* [GIVEN REQUEST]:
Work out how many lines in the entries below include the word "Large". Give nothing but the number.

[start AVAILABLE RECORDS]

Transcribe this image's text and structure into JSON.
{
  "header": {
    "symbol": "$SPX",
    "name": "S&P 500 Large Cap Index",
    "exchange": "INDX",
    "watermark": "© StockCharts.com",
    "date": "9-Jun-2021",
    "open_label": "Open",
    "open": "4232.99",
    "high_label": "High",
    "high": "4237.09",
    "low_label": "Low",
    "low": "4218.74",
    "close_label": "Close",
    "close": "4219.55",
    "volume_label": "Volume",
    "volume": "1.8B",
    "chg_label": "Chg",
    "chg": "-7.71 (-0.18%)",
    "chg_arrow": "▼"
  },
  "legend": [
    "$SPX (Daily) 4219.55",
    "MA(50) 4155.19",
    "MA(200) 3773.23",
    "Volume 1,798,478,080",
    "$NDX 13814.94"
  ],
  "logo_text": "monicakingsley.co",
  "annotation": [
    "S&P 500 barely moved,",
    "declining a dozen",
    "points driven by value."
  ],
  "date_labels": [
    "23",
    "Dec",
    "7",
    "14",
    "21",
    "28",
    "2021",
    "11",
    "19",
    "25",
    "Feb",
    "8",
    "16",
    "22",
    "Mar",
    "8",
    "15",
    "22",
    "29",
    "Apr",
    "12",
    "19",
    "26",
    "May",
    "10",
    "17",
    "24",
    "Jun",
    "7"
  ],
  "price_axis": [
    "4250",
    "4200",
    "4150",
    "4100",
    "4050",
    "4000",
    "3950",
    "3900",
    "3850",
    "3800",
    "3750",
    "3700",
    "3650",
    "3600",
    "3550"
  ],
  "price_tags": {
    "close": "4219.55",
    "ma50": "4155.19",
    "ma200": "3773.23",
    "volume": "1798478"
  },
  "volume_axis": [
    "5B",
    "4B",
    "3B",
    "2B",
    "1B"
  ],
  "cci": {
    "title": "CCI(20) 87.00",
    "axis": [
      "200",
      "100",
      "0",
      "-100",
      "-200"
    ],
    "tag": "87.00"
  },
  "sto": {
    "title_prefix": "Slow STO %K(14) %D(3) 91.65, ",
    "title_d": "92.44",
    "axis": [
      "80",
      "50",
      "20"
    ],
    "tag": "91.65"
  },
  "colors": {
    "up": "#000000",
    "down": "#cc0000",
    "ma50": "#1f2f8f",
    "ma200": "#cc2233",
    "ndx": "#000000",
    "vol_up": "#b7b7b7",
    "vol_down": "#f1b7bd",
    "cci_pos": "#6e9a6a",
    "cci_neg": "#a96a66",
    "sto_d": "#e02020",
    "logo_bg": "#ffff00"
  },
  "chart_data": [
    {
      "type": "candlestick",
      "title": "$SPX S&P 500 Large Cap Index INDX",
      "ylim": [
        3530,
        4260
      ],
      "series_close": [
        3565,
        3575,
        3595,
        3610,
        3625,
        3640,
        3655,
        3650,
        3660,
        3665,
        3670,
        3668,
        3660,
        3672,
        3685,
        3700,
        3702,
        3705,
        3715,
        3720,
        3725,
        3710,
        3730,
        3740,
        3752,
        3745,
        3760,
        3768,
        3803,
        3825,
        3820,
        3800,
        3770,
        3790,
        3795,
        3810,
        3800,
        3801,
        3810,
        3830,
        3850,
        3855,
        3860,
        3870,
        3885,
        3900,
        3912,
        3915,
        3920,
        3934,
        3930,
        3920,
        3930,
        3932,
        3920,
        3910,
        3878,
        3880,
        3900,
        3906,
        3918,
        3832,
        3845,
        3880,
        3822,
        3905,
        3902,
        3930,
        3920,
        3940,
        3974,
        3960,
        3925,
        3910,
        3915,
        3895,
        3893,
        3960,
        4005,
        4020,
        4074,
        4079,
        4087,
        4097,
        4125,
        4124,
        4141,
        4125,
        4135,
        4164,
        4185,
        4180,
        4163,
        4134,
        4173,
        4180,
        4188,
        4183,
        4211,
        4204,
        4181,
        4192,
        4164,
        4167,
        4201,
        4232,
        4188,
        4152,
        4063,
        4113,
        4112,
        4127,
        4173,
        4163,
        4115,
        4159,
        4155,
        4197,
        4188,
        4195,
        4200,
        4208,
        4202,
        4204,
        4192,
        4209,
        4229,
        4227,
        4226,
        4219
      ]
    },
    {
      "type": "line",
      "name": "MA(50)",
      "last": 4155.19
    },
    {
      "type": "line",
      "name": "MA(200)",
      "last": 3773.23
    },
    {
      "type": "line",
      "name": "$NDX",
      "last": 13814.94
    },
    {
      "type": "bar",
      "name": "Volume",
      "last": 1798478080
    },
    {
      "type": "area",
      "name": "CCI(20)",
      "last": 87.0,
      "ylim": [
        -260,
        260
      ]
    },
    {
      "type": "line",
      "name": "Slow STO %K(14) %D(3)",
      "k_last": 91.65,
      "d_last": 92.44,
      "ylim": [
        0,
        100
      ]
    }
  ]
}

[end AVAILABLE RECORDS]

* [SOLUTION BELOW]:
2